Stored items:
· · · ·
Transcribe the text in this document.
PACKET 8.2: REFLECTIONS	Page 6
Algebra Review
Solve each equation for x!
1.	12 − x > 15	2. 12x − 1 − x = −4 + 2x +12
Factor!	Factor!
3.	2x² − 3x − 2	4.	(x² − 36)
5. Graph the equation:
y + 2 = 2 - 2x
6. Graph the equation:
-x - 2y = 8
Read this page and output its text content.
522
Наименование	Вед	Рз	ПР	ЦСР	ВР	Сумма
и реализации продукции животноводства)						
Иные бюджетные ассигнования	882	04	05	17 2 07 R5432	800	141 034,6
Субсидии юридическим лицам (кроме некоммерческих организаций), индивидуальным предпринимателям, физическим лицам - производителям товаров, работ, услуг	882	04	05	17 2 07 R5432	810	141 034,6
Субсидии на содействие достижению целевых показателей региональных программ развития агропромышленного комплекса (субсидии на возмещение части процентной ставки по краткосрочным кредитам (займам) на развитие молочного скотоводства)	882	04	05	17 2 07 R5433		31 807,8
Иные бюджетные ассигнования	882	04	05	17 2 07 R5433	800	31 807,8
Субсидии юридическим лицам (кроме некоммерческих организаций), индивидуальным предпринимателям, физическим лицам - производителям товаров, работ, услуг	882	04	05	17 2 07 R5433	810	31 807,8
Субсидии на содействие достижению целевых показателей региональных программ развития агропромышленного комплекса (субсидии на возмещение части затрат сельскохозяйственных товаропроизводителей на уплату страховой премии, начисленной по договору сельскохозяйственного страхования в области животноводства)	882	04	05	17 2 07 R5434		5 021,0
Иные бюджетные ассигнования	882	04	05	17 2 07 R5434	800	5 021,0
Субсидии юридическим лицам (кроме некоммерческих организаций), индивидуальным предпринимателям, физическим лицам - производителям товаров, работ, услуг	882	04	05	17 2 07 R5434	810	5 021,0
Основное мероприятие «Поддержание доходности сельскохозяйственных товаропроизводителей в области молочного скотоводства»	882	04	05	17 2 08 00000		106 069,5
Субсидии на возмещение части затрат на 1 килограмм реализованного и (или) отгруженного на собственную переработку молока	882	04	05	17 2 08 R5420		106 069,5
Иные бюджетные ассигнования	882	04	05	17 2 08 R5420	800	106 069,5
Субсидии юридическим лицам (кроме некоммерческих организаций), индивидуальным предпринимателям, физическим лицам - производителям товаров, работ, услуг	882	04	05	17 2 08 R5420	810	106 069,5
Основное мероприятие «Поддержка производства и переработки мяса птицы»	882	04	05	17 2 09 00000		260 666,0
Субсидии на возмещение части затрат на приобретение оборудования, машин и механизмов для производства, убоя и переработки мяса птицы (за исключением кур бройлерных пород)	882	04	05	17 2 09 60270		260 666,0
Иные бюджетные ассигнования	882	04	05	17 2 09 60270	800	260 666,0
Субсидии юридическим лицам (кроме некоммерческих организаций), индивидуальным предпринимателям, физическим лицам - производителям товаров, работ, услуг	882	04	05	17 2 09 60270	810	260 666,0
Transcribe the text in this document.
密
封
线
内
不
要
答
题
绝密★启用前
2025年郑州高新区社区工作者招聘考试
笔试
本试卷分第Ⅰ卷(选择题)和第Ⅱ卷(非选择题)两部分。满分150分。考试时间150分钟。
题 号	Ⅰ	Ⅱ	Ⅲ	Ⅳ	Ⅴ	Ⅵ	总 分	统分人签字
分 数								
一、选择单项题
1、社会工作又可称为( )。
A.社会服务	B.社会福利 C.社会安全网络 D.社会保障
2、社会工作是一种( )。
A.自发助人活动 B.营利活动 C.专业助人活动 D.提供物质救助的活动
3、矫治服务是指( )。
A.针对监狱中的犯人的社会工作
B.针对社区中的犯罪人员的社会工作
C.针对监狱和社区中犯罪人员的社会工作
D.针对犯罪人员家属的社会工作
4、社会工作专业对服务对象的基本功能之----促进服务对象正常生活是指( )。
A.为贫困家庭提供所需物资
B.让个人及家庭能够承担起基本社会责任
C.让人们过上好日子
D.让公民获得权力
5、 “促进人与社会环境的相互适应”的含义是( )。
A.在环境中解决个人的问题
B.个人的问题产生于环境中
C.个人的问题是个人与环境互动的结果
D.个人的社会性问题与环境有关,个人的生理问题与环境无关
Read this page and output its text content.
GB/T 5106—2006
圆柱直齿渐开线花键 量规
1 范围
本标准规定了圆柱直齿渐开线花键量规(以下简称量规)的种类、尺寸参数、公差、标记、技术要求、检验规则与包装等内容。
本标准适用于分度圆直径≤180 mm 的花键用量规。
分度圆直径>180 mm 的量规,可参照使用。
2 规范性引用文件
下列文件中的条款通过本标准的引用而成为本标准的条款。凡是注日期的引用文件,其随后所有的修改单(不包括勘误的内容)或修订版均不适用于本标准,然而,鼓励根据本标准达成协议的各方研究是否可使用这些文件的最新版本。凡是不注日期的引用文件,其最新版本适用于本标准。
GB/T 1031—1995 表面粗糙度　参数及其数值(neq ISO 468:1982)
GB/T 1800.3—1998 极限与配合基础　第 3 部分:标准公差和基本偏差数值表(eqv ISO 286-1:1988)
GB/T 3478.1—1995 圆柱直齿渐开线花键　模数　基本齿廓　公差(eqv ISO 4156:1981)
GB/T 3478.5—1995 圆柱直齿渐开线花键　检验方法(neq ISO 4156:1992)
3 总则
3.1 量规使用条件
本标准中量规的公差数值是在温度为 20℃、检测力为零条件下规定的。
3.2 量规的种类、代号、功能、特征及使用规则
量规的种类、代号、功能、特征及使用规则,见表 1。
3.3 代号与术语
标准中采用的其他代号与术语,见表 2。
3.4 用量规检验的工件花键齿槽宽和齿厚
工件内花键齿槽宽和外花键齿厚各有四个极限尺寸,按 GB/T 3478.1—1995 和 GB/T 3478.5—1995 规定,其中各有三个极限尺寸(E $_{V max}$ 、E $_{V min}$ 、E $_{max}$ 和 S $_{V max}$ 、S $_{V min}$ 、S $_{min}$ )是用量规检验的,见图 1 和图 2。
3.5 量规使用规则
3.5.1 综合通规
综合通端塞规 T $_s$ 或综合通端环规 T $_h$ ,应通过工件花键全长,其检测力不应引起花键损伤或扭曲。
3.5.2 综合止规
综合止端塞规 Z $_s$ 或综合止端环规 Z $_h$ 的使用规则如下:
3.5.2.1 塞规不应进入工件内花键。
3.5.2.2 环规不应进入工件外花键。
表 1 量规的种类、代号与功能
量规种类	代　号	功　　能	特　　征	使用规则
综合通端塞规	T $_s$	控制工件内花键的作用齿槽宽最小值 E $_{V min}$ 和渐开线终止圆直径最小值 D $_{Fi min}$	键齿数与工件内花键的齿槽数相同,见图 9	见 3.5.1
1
· · · ·
* **EXERCISE INSTRUCTIONS**
Repeat the listing above without any change.

* **ANSWER TO THE PROBLEM**
Transcribe the text in this document.
PACKET 8.2: REFLECTIONS	Page 6
Algebra Review
Solve each equation for x!
1.	12 − x > 15	2. 12x − 1 − x = −4 + 2x +12
Factor!	Factor!
3.	2x² − 3x − 2	4.	(x² − 36)
5. Graph the equation:
y + 2 = 2 - 2x
6. Graph the equation:
-x - 2y = 8
Read this page and output its text content.
522
Наименование	Вед	Рз	ПР	ЦСР	ВР	Сумма
и реализации продукции животноводства)						
Иные бюджетные ассигнования	882	04	05	17 2 07 R5432	800	141 034,6
Субсидии юридическим лицам (кроме некоммерческих организаций), индивидуальным предпринимателям, физическим лицам - производителям товаров, работ, услуг	882	04	05	17 2 07 R5432	810	141 034,6
Субсидии на содействие достижению целевых показателей региональных программ развития агропромышленного комплекса (субсидии на возмещение части процентной ставки по краткосрочным кредитам (займам) на развитие молочного скотоводства)	882	04	05	17 2 07 R5433		31 807,8
Иные бюджетные ассигнования	882	04	05	17 2 07 R5433	800	31 807,8
Субсидии юридическим лицам (кроме некоммерческих организаций), индивидуальным предпринимателям, физическим лицам - производителям товаров, работ, услуг	882	04	05	17 2 07 R5433	810	31 807,8
Субсидии на содействие достижению целевых показателей региональных программ развития агропромышленного комплекса (субсидии на возмещение части затрат сельскохозяйственных товаропроизводителей на уплату страховой премии, начисленной по договору сельскохозяйственного страхования в области животноводства)	882	04	05	17 2 07 R5434		5 021,0
Иные бюджетные ассигнования	882	04	05	17 2 07 R5434	800	5 021,0
Субсидии юридическим лицам (кроме некоммерческих организаций), индивидуальным предпринимателям, физическим лицам - производителям товаров, работ, услуг	882	04	05	17 2 07 R5434	810	5 021,0
Основное мероприятие «Поддержание доходности сельскохозяйственных товаропроизводителей в области молочного скотоводства»	882	04	05	17 2 08 00000		106 069,5
Субсидии на возмещение части затрат на 1 килограмм реализованного и (или) отгруженного на собственную переработку молока	882	04	05	17 2 08 R5420		106 069,5
Иные бюджетные ассигнования	882	04	05	17 2 08 R5420	800	106 069,5
Субсидии юридическим лицам (кроме некоммерческих организаций), индивидуальным предпринимателям, физическим лицам - производителям товаров, работ, услуг	882	04	05	17 2 08 R5420	810	106 069,5
Основное мероприятие «Поддержка производства и переработки мяса птицы»	882	04	05	17 2 09 00000		260 666,0
Субсидии на возмещение части затрат на приобретение оборудования, машин и механизмов для производства, убоя и переработки мяса птицы (за исключением кур бройлерных пород)	882	04	05	17 2 09 60270		260 666,0
Иные бюджетные ассигнования	882	04	05	17 2 09 60270	800	260 666,0
Субсидии юридическим лицам (кроме некоммерческих организаций), индивидуальным предпринимателям, физическим лицам - производителям товаров, работ, услуг	882	04	05	17 2 09 60270	810	260 666,0
Transcribe the text in this document.
密
封
线
内
不
要
答
题
绝密★启用前
2025年郑州高新区社区工作者招聘考试
笔试
本试卷分第Ⅰ卷(选择题)和第Ⅱ卷(非选择题)两部分。满分150分。考试时间150分钟。
题 号	Ⅰ	Ⅱ	Ⅲ	Ⅳ	Ⅴ	Ⅵ	总 分	统分人签字
分 数								
一、选择单项题
1、社会工作又可称为( )。
A.社会服务	B.社会福利 C.社会安全网络 D.社会保障
2、社会工作是一种( )。
A.自发助人活动 B.营利活动 C.专业助人活动 D.提供物质救助的活动
3、矫治服务是指( )。
A.针对监狱中的犯人的社会工作
B.针对社区中的犯罪人员的社会工作
C.针对监狱和社区中犯罪人员的社会工作
D.针对犯罪人员家属的社会工作
4、社会工作专业对服务对象的基本功能之----促进服务对象正常生活是指( )。
A.为贫困家庭提供所需物资
B.让个人及家庭能够承担起基本社会责任
C.让人们过上好日子
D.让公民获得权力
5、 “促进人与社会环境的相互适应”的含义是( )。
A.在环境中解决个人的问题
B.个人的问题产生于环境中
C.个人的问题是个人与环境互动的结果
D.个人的社会性问题与环境有关,个人的生理问题与环境无关
Read this page and output its text content.
GB/T 5106—2006
圆柱直齿渐开线花键 量规
1 范围
本标准规定了圆柱直齿渐开线花键量规(以下简称量规)的种类、尺寸参数、公差、标记、技术要求、检验规则与包装等内容。
本标准适用于分度圆直径≤180 mm 的花键用量规。
分度圆直径>180 mm 的量规,可参照使用。
2 规范性引用文件
下列文件中的条款通过本标准的引用而成为本标准的条款。凡是注日期的引用文件,其随后所有的修改单(不包括勘误的内容)或修订版均不适用于本标准,然而,鼓励根据本标准达成协议的各方研究是否可使用这些文件的最新版本。凡是不注日期的引用文件,其最新版本适用于本标准。
GB/T 1031—1995 表面粗糙度　参数及其数值(neq ISO 468:1982)
GB/T 1800.3—1998 极限与配合基础　第 3 部分:标准公差和基本偏差数值表(eqv ISO 286-1:1988)
GB/T 3478.1—1995 圆柱直齿渐开线花键　模数　基本齿廓　公差(eqv ISO 4156:1981)
GB/T 3478.5—1995 圆柱直齿渐开线花键　检验方法(neq ISO 4156:1992)
3 总则
3.1 量规使用条件
本标准中量规的公差数值是在温度为 20℃、检测力为零条件下规定的。
3.2 量规的种类、代号、功能、特征及使用规则
量规的种类、代号、功能、特征及使用规则,见表 1。
3.3 代号与术语
标准中采用的其他代号与术语,见表 2。
3.4 用量规检验的工件花键齿槽宽和齿厚
工件内花键齿槽宽和外花键齿厚各有四个极限尺寸,按 GB/T 3478.1—1995 和 GB/T 3478.5—1995 规定,其中各有三个极限尺寸(E $_{V max}$ 、E $_{V min}$ 、E $_{max}$ 和 S $_{V max}$ 、S $_{V min}$ 、S $_{min}$ )是用量规检验的,见图 1 和图 2。
3.5 量规使用规则
3.5.1 综合通规
综合通端塞规 T $_s$ 或综合通端环规 T $_h$ ,应通过工件花键全长,其检测力不应引起花键损伤或扭曲。
3.5.2 综合止规
综合止端塞规 Z $_s$ 或综合止端环规 Z $_h$ 的使用规则如下:
3.5.2.1 塞规不应进入工件内花键。
3.5.2.2 环规不应进入工件外花键。
表 1 量规的种类、代号与功能
量规种类	代　号	功　　能	特　　征	使用规则
综合通端塞规	T $_s$	控制工件内花键的作用齿槽宽最小值 E $_{V min}$ 和渐开线终止圆直径最小值 D $_{Fi min}$	键齿数与工件内花键的齿槽数相同,见图 9	见 3.5.1
1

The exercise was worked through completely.